Aim: Copy the lines word for word, beginning with the first line and continuing through the line that contains "61, 35, 69]", with both of those lines included.
>>>
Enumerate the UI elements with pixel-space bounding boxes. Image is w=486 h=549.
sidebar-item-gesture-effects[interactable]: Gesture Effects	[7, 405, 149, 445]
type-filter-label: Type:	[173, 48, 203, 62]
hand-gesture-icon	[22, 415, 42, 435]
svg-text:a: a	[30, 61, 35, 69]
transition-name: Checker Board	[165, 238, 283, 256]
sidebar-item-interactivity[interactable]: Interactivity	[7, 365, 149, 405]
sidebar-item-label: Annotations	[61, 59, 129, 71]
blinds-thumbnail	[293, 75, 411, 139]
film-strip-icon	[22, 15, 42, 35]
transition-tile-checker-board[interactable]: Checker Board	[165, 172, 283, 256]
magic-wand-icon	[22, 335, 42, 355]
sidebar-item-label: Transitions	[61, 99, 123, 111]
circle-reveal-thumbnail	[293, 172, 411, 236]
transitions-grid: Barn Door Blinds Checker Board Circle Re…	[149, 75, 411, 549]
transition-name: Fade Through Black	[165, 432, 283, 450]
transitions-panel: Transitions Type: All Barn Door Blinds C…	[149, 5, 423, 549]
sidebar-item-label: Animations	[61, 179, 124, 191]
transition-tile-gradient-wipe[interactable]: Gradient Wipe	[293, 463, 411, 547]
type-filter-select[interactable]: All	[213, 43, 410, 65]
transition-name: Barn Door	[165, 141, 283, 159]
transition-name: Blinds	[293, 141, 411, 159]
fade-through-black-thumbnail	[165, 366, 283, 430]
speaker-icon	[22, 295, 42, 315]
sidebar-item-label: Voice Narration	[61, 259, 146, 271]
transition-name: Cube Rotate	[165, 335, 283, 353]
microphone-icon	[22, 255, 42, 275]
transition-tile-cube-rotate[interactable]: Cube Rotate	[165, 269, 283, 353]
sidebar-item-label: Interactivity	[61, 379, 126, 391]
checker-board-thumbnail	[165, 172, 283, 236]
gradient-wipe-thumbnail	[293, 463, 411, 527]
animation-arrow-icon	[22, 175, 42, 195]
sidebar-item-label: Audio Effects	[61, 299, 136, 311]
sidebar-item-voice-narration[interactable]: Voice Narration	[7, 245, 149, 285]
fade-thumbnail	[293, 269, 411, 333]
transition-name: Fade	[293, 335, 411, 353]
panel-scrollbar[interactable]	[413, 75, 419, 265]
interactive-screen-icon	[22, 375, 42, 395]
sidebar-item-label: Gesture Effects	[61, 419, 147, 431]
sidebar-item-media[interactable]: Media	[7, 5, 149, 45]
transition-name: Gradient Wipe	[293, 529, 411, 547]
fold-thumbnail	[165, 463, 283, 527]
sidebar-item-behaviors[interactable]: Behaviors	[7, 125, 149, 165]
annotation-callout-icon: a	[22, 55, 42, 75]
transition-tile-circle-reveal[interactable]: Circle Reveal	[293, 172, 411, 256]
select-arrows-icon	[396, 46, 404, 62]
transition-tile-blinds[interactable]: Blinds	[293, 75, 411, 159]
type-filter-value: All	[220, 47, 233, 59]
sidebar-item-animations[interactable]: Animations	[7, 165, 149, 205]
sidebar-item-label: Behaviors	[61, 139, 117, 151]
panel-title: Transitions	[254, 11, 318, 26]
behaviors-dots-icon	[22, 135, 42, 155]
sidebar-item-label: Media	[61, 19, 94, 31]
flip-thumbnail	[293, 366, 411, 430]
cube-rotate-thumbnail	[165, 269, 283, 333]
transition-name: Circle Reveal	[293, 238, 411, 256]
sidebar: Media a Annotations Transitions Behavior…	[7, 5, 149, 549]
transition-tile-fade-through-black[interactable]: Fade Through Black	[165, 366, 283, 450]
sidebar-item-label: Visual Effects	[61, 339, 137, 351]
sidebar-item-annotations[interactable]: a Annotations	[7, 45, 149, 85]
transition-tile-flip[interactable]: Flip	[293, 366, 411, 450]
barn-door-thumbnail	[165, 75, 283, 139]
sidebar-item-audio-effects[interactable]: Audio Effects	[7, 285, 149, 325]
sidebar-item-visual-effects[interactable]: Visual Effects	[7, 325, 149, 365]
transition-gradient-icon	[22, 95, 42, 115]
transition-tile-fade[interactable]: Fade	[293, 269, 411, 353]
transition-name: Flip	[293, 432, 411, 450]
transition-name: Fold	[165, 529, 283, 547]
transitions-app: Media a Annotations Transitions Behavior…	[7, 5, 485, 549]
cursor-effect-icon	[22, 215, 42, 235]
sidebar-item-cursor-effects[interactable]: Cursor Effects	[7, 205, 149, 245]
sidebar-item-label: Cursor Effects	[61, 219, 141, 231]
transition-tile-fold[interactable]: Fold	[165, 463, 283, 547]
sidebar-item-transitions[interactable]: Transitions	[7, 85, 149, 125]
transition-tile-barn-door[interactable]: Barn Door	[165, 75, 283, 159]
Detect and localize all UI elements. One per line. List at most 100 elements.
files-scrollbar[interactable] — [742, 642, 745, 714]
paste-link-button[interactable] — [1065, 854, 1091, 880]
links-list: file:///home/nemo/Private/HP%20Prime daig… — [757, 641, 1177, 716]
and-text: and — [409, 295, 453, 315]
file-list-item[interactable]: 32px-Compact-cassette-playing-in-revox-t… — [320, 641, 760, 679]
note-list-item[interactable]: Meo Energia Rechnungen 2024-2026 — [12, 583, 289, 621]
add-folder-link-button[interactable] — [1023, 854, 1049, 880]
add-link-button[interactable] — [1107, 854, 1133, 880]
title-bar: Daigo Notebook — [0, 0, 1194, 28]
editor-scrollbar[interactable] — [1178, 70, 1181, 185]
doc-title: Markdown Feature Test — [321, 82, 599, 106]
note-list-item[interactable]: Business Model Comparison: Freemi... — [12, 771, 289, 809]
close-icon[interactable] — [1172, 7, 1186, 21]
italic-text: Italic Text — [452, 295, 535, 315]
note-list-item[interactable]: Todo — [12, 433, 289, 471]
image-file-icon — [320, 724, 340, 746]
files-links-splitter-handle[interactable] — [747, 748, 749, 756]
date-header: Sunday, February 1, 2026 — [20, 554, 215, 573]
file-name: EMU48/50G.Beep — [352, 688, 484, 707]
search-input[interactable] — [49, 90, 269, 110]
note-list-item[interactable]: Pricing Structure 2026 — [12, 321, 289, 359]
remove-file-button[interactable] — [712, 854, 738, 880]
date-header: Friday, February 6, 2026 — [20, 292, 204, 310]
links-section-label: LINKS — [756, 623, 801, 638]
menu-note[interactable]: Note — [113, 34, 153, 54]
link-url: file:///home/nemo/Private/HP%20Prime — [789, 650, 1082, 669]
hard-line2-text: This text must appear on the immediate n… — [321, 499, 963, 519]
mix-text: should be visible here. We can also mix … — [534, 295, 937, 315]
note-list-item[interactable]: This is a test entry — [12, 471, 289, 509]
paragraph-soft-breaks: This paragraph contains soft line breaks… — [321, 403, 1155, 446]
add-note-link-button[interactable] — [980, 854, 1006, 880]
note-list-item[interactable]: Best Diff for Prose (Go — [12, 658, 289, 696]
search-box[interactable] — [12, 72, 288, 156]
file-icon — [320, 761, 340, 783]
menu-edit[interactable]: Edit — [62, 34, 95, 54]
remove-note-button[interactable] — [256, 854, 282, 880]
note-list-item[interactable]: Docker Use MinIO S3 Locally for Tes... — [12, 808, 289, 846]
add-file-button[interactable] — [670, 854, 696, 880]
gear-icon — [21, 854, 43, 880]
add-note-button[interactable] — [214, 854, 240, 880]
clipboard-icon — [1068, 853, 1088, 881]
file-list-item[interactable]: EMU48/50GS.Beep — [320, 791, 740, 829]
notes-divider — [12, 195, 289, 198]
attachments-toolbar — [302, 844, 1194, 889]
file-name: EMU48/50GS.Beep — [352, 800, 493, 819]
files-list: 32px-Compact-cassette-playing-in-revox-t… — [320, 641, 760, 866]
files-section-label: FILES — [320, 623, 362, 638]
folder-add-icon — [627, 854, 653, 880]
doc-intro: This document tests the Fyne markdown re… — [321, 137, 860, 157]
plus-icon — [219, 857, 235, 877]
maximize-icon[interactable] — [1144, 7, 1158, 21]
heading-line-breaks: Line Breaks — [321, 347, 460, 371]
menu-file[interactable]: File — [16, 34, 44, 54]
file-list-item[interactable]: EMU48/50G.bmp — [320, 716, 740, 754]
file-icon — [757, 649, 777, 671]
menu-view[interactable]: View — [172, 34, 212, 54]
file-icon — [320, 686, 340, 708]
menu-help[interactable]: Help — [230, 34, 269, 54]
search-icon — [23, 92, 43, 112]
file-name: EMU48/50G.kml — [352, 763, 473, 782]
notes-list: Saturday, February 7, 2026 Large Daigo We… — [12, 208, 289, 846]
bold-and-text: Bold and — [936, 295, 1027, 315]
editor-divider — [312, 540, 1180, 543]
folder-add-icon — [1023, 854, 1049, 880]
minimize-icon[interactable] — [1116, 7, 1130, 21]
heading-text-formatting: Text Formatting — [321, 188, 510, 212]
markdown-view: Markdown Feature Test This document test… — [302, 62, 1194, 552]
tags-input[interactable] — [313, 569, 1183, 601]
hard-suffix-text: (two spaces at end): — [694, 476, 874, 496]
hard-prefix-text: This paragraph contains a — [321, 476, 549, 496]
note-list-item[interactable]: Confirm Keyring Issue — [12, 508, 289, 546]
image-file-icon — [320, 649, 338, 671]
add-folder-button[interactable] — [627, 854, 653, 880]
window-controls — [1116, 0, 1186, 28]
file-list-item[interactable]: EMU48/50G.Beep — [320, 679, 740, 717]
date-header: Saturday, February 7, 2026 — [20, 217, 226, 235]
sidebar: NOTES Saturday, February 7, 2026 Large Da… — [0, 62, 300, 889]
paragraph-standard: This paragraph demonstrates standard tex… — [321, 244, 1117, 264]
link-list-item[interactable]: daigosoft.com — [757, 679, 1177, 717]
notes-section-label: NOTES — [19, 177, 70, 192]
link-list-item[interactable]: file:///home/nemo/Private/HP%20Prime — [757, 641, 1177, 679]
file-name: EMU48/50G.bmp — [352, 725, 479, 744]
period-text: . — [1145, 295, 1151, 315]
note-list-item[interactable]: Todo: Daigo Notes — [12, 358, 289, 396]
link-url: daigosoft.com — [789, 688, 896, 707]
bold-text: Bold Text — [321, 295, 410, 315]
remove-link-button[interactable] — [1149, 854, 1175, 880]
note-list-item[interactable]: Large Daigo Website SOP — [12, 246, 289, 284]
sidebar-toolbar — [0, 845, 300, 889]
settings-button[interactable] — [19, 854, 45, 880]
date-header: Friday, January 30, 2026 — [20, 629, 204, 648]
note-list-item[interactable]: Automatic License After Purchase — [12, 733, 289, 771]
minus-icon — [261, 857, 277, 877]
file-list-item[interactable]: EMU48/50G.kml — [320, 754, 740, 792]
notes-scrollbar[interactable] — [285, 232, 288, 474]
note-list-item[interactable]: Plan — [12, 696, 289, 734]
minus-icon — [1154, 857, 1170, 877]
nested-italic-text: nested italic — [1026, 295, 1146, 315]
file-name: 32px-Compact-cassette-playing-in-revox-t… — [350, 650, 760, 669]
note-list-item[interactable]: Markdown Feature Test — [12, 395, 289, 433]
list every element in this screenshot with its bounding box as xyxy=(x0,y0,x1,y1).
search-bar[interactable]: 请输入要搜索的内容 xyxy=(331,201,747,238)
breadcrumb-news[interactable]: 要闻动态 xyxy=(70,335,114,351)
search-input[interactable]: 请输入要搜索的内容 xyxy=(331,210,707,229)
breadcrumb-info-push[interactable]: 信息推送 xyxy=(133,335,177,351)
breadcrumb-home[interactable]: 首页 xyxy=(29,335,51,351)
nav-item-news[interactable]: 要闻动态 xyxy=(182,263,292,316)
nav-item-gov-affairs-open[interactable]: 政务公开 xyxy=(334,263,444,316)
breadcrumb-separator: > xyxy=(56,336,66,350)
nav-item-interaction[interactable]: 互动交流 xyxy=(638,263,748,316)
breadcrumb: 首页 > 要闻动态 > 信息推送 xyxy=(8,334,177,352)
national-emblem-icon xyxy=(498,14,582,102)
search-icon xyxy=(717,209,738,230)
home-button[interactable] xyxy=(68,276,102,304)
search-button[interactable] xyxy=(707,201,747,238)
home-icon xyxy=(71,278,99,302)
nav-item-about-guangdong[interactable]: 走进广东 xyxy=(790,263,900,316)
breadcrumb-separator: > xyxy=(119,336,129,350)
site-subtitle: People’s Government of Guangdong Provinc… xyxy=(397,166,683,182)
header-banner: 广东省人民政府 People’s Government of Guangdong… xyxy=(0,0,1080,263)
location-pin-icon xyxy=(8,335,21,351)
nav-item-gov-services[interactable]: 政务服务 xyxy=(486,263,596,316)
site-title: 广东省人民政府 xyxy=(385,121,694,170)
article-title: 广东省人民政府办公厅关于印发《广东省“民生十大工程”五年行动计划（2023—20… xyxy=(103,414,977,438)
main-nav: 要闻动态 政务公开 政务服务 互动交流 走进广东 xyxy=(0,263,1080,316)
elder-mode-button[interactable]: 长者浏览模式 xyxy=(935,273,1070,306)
<<<
Answer for the task:
Enumerate the UI elements with pixel-space bounding boxes. Image is w=486 h=549.
sidebar-item-gesture-effects[interactable]: Gesture Effects	[7, 405, 149, 445]
type-filter-label: Type:	[173, 48, 203, 62]
hand-gesture-icon	[22, 415, 42, 435]
svg-text:a: a	[30, 61, 35, 69]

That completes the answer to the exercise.